[Items from a figure collection]
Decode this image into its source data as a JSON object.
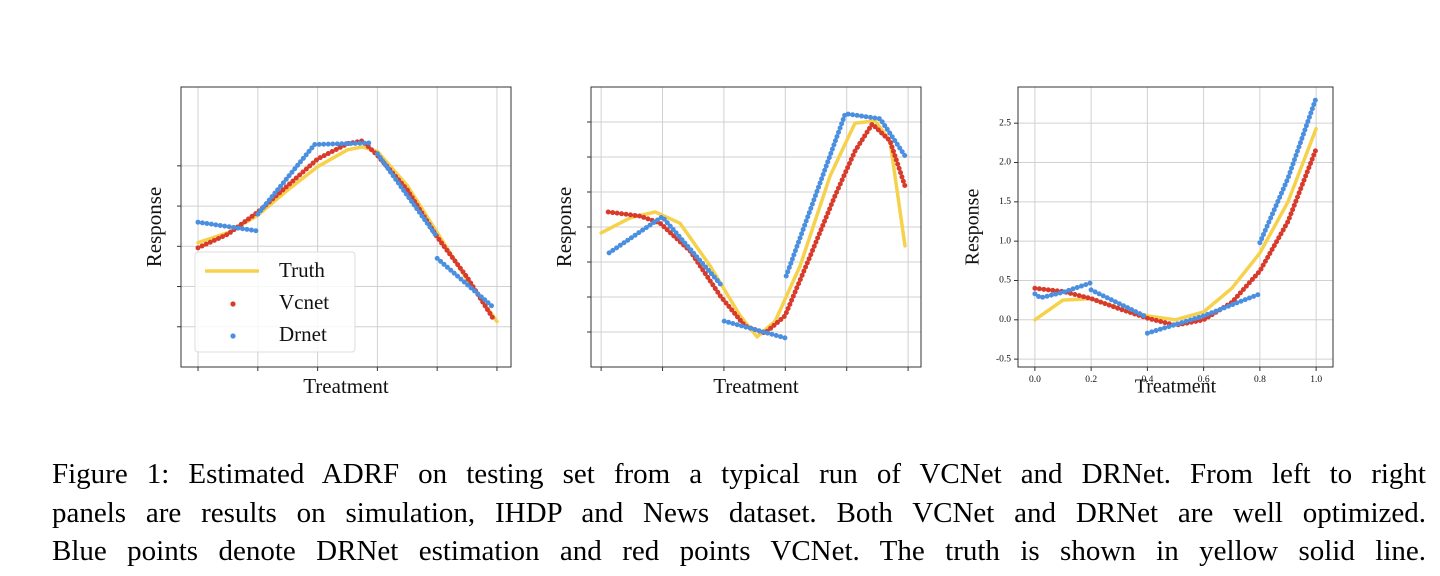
{
  "chart_data": [
    {
      "type": "line",
      "xlabel": "Treatment",
      "ylabel": "Response",
      "grid": true,
      "tick_labels": false,
      "legend": "lower left",
      "xlim": [
        -0.057,
        1.047
      ],
      "ylim": [
        -1,
        5.96
      ],
      "xticks": [
        0,
        0.2,
        0.4,
        0.6,
        0.8,
        1.0
      ],
      "yticks": [
        0,
        1,
        2,
        3,
        4
      ],
      "series": [
        {
          "name": "Truth",
          "color": "#f6d24c",
          "style": "solid",
          "x": [
            0,
            0.1,
            0.2,
            0.3,
            0.4,
            0.5,
            0.55,
            0.6,
            0.7,
            0.8,
            0.9,
            1.0
          ],
          "values": [
            2.09,
            2.34,
            2.77,
            3.4,
            3.98,
            4.4,
            4.47,
            4.36,
            3.51,
            2.34,
            1.17,
            0.13
          ]
        },
        {
          "name": "Vcnet",
          "color": "#d83a2b",
          "style": "dots",
          "x": [
            0,
            0.1,
            0.2,
            0.3,
            0.4,
            0.5,
            0.55,
            0.6,
            0.7,
            0.8,
            0.9,
            0.99
          ],
          "values": [
            1.96,
            2.3,
            2.85,
            3.51,
            4.17,
            4.55,
            4.62,
            4.26,
            3.4,
            2.23,
            1.23,
            0.17
          ]
        },
        {
          "name": "Drnet",
          "color": "#4a8fe0",
          "style": "dots",
          "x": [
            0,
            0.2,
            0.2,
            0.2,
            0.39,
            0.58,
            0.6,
            0.6,
            0.8,
            0.8,
            0.8,
            0.99
          ],
          "values": [
            2.6,
            2.38,
            null,
            2.8,
            4.53,
            4.57,
            null,
            4.3,
            2.23,
            null,
            1.7,
            0.47
          ]
        }
      ]
    },
    {
      "type": "line",
      "xlabel": "Treatment",
      "ylabel": "Response",
      "grid": true,
      "tick_labels": false,
      "xlim": [
        -0.033,
        1.042
      ],
      "ylim": [
        -1,
        7
      ],
      "xticks": [
        0,
        0.2,
        0.4,
        0.6,
        0.8,
        1.0
      ],
      "yticks": [
        0,
        1,
        2,
        3,
        4,
        5,
        6
      ],
      "series": [
        {
          "color": "#f6d24c",
          "style": "solid",
          "x": [
            0,
            0.094,
            0.176,
            0.257,
            0.355,
            0.453,
            0.508,
            0.567,
            0.648,
            0.746,
            0.827,
            0.893,
            0.941,
            0.99
          ],
          "values": [
            2.83,
            3.26,
            3.43,
            3.11,
            1.89,
            0.46,
            -0.14,
            0.31,
            1.89,
            4.46,
            5.97,
            6.03,
            5.46,
            2.46
          ]
        },
        {
          "color": "#d83a2b",
          "style": "dots",
          "x": [
            0.023,
            0.127,
            0.192,
            0.29,
            0.388,
            0.469,
            0.534,
            0.599,
            0.681,
            0.762,
            0.827,
            0.883,
            0.941,
            0.99
          ],
          "values": [
            3.43,
            3.31,
            3.11,
            2.31,
            1.03,
            0.17,
            -0.03,
            0.46,
            2.17,
            3.89,
            5.17,
            5.94,
            5.46,
            4.17
          ]
        },
        {
          "color": "#4a8fe0",
          "style": "dots",
          "x": [
            0.026,
            0.199,
            0.394,
            0.4,
            0.401,
            0.599,
            0.6,
            0.603,
            0.795,
            0.801,
            0.909,
            0.99
          ],
          "values": [
            2.26,
            3.29,
            1.31,
            null,
            0.31,
            -0.17,
            null,
            1.6,
            6.23,
            6.23,
            6.09,
            5.03
          ]
        }
      ]
    },
    {
      "type": "line",
      "xlabel": "Treatment",
      "ylabel": "Response",
      "grid": true,
      "tick_labels": true,
      "xlim": [
        -0.06,
        1.06
      ],
      "ylim": [
        -0.6,
        2.96
      ],
      "xticks": [
        {
          "value": 0,
          "label": "0.0"
        },
        0.2,
        0.4,
        0.6,
        0.8,
        {
          "value": 1,
          "label": "1.0"
        }
      ],
      "yticks": [
        -0.5,
        {
          "value": 0,
          "label": "0.0"
        },
        0.5,
        {
          "value": 1,
          "label": "1.0"
        },
        1.5,
        {
          "value": 2,
          "label": "2.0"
        },
        2.5
      ],
      "series": [
        {
          "color": "#f6d24c",
          "style": "solid",
          "x": [
            0,
            0.1,
            0.2,
            0.3,
            0.4,
            0.5,
            0.6,
            0.7,
            0.8,
            0.9,
            1.0
          ],
          "values": [
            0.0,
            0.25,
            0.27,
            0.15,
            0.05,
            0.0,
            0.1,
            0.4,
            0.85,
            1.5,
            2.43
          ]
        },
        {
          "color": "#d83a2b",
          "style": "dots",
          "x": [
            0,
            0.1,
            0.2,
            0.3,
            0.4,
            0.5,
            0.6,
            0.7,
            0.8,
            0.9,
            1.0
          ],
          "values": [
            0.4,
            0.36,
            0.27,
            0.14,
            0.02,
            -0.07,
            0.0,
            0.22,
            0.62,
            1.25,
            2.17
          ]
        },
        {
          "color": "#4a8fe0",
          "style": "dots",
          "x": [
            0,
            0.02,
            0.1,
            0.2,
            0.2,
            0.2,
            0.4,
            0.4,
            0.4,
            0.6,
            0.8,
            0.8,
            0.8,
            0.9,
            1.0
          ],
          "values": [
            0.33,
            0.28,
            0.35,
            0.47,
            null,
            0.38,
            0.03,
            null,
            -0.17,
            0.05,
            0.33,
            null,
            0.98,
            1.8,
            2.82
          ]
        }
      ]
    }
  ],
  "caption": [
    "Figure 1: Estimated ADRF on testing set from a typical run of VCNet and DRNet. From left to right",
    "panels are results on simulation, IHDP and News dataset. Both VCNet and DRNet are well optimized.",
    "Blue points denote DRNet estimation and red points VCNet. The truth is shown in yellow solid line."
  ]
}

* **Exercise aim**:
Write out the data precisely as given, excluding the pictures.

* **Task answer**:
Decode this image into its source data as a JSON object.
{
  "chart_data": [
    {
      "type": "line",
      "xlabel": "Treatment",
      "ylabel": "Response",
      "grid": true,
      "tick_labels": false,
      "legend": "lower left",
      "xlim": [
        -0.057,
        1.047
      ],
      "ylim": [
        -1,
        5.96
      ],
      "xticks": [
        0,
        0.2,
        0.4,
        0.6,
        0.8,
        1.0
      ],
      "yticks": [
        0,
        1,
        2,
        3,
        4
      ],
      "series": [
        {
          "name": "Truth",
          "color": "#f6d24c",
          "style": "solid",
          "x": [
            0,
            0.1,
            0.2,
            0.3,
            0.4,
            0.5,
            0.55,
            0.6,
            0.7,
            0.8,
            0.9,
            1.0
          ],
          "values": [
            2.09,
            2.34,
            2.77,
            3.4,
            3.98,
            4.4,
            4.47,
            4.36,
            3.51,
            2.34,
            1.17,
            0.13
          ]
        },
        {
          "name": "Vcnet",
          "color": "#d83a2b",
          "style": "dots",
          "x": [
            0,
            0.1,
            0.2,
            0.3,
            0.4,
            0.5,
            0.55,
            0.6,
            0.7,
            0.8,
            0.9,
            0.99
          ],
          "values": [
            1.96,
            2.3,
            2.85,
            3.51,
            4.17,
            4.55,
            4.62,
            4.26,
            3.4,
            2.23,
            1.23,
            0.17
          ]
        },
        {
          "name": "Drnet",
          "color": "#4a8fe0",
          "style": "dots",
          "x": [
            0,
            0.2,
            0.2,
            0.2,
            0.39,
            0.58,
            0.6,
            0.6,
            0.8,
            0.8,
            0.8,
            0.99
          ],
          "values": [
            2.6,
            2.38,
            null,
            2.8,
            4.53,
            4.57,
            null,
            4.3,
            2.23,
            null,
            1.7,
            0.47
          ]
        }
      ]
    },
    {
      "type": "line",
      "xlabel": "Treatment",
      "ylabel": "Response",
      "grid": true,
      "tick_labels": false,
      "xlim": [
        -0.033,
        1.042
      ],
      "ylim": [
        -1,
        7
      ],
      "xticks": [
        0,
        0.2,
        0.4,
        0.6,
        0.8,
        1.0
      ],
      "yticks": [
        0,
        1,
        2,
        3,
        4,
        5,
        6
      ],
      "series": [
        {
          "color": "#f6d24c",
          "style": "solid",
          "x": [
            0,
            0.094,
            0.176,
            0.257,
            0.355,
            0.453,
            0.508,
            0.567,
            0.648,
            0.746,
            0.827,
            0.893,
            0.941,
            0.99
          ],
          "values": [
            2.83,
            3.26,
            3.43,
            3.11,
            1.89,
            0.46,
            -0.14,
            0.31,
            1.89,
            4.46,
            5.97,
            6.03,
            5.46,
            2.46
          ]
        },
        {
          "color": "#d83a2b",
          "style": "dots",
          "x": [
            0.023,
            0.127,
            0.192,
            0.29,
            0.388,
            0.469,
            0.534,
            0.599,
            0.681,
            0.762,
            0.827,
            0.883,
            0.941,
            0.99
          ],
          "values": [
            3.43,
            3.31,
            3.11,
            2.31,
            1.03,
            0.17,
            -0.03,
            0.46,
            2.17,
            3.89,
            5.17,
            5.94,
            5.46,
            4.17
          ]
        },
        {
          "color": "#4a8fe0",
          "style": "dots",
          "x": [
            0.026,
            0.199,
            0.394,
            0.4,
            0.401,
            0.599,
            0.6,
            0.603,
            0.795,
            0.801,
            0.909,
            0.99
          ],
          "values": [
            2.26,
            3.29,
            1.31,
            null,
            0.31,
            -0.17,
            null,
            1.6,
            6.23,
            6.23,
            6.09,
            5.03
          ]
        }
      ]
    },
    {
      "type": "line",
      "xlabel": "Treatment",
      "ylabel": "Response",
      "grid": true,
      "tick_labels": true,
      "xlim": [
        -0.06,
        1.06
      ],
      "ylim": [
        -0.6,
        2.96
      ],
      "xticks": [
        {
          "value": 0,
          "label": "0.0"
        },
        0.2,
        0.4,
        0.6,
        0.8,
        {
          "value": 1,
          "label": "1.0"
        }
      ],
      "yticks": [
        -0.5,
        {
          "value": 0,
          "label": "0.0"
        },
        0.5,
        {
          "value": 1,
          "label": "1.0"
        },
        1.5,
        {
          "value": 2,
          "label": "2.0"
        },
        2.5
      ],
      "series": [
        {
          "color": "#f6d24c",
          "style": "solid",
          "x": [
            0,
            0.1,
            0.2,
            0.3,
            0.4,
            0.5,
            0.6,
            0.7,
            0.8,
            0.9,
            1.0
          ],
          "values": [
            0.0,
            0.25,
            0.27,
            0.15,
            0.05,
            0.0,
            0.1,
            0.4,
            0.85,
            1.5,
            2.43
          ]
        },
        {
          "color": "#d83a2b",
          "style": "dots",
          "x": [
            0,
            0.1,
            0.2,
            0.3,
            0.4,
            0.5,
            0.6,
            0.7,
            0.8,
            0.9,
            1.0
          ],
          "values": [
            0.4,
            0.36,
            0.27,
            0.14,
            0.02,
            -0.07,
            0.0,
            0.22,
            0.62,
            1.25,
            2.17
          ]
        },
        {
          "color": "#4a8fe0",
          "style": "dots",
          "x": [
            0,
            0.02,
            0.1,
            0.2,
            0.2,
            0.2,
            0.4,
            0.4,
            0.4,
            0.6,
            0.8,
            0.8,
            0.8,
            0.9,
            1.0
          ],
          "values": [
            0.33,
            0.28,
            0.35,
            0.47,
            null,
            0.38,
            0.03,
            null,
            -0.17,
            0.05,
            0.33,
            null,
            0.98,
            1.8,
            2.82
          ]
        }
      ]
    }
  ],
  "caption": [
    "Figure 1: Estimated ADRF on testing set from a typical run of VCNet and DRNet. From left to right",
    "panels are results on simulation, IHDP and News dataset. Both VCNet and DRNet are well optimized.",
    "Blue points denote DRNet estimation and red points VCNet. The truth is shown in yellow solid line."
  ]
}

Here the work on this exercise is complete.